Given problem = Set down every record once more, exactly as given.

Record set =
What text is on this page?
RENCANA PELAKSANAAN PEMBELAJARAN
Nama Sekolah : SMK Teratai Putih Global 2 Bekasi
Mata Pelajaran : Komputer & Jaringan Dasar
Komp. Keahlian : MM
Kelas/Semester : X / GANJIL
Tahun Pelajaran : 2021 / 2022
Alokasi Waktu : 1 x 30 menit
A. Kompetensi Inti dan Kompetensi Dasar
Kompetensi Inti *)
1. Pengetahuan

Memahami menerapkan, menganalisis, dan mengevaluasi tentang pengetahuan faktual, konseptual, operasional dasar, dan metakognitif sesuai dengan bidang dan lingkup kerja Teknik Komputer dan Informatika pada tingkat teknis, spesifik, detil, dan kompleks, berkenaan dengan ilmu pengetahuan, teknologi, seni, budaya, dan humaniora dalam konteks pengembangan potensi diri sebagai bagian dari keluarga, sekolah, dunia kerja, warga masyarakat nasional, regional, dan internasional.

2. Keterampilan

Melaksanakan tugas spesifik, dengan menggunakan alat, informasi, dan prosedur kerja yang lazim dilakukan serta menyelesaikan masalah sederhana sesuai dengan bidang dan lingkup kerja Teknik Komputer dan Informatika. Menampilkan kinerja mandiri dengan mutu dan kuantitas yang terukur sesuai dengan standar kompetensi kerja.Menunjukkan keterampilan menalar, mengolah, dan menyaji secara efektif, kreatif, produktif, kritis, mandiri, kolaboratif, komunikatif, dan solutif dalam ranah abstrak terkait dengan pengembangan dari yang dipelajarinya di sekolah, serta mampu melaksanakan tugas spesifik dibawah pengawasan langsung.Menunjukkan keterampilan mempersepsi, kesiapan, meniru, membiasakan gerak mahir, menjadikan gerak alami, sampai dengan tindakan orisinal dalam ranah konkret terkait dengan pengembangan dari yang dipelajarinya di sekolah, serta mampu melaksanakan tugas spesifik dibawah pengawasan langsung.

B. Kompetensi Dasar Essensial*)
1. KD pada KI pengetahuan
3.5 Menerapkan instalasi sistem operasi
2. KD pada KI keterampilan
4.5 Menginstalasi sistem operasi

Response =
What text is on this page?
RENCANA PELAKSANAAN PEMBELAJARAN
Nama Sekolah : SMK Teratai Putih Global 2 Bekasi
Mata Pelajaran : Komputer & Jaringan Dasar
Komp. Keahlian : MM
Kelas/Semester : X / GANJIL
Tahun Pelajaran : 2021 / 2022
Alokasi Waktu : 1 x 30 menit
A. Kompetensi Inti dan Kompetensi Dasar
Kompetensi Inti *)
1. Pengetahuan

Memahami menerapkan, menganalisis, dan mengevaluasi tentang pengetahuan faktual, konseptual, operasional dasar, dan metakognitif sesuai dengan bidang dan lingkup kerja Teknik Komputer dan Informatika pada tingkat teknis, spesifik, detil, dan kompleks, berkenaan dengan ilmu pengetahuan, teknologi, seni, budaya, dan humaniora dalam konteks pengembangan potensi diri sebagai bagian dari keluarga, sekolah, dunia kerja, warga masyarakat nasional, regional, dan internasional.

2. Keterampilan

Melaksanakan tugas spesifik, dengan menggunakan alat, informasi, dan prosedur kerja yang lazim dilakukan serta menyelesaikan masalah sederhana sesuai dengan bidang dan lingkup kerja Teknik Komputer dan Informatika. Menampilkan kinerja mandiri dengan mutu dan kuantitas yang terukur sesuai dengan standar kompetensi kerja.Menunjukkan keterampilan menalar, mengolah, dan menyaji secara efektif, kreatif, produktif, kritis, mandiri, kolaboratif, komunikatif, dan solutif dalam ranah abstrak terkait dengan pengembangan dari yang dipelajarinya di sekolah, serta mampu melaksanakan tugas spesifik dibawah pengawasan langsung.Menunjukkan keterampilan mempersepsi, kesiapan, meniru, membiasakan gerak mahir, menjadikan gerak alami, sampai dengan tindakan orisinal dalam ranah konkret terkait dengan pengembangan dari yang dipelajarinya di sekolah, serta mampu melaksanakan tugas spesifik dibawah pengawasan langsung.

B. Kompetensi Dasar Essensial*)
1. KD pada KI pengetahuan
3.5 Menerapkan instalasi sistem operasi
2. KD pada KI keterampilan
4.5 Menginstalasi sistem operasi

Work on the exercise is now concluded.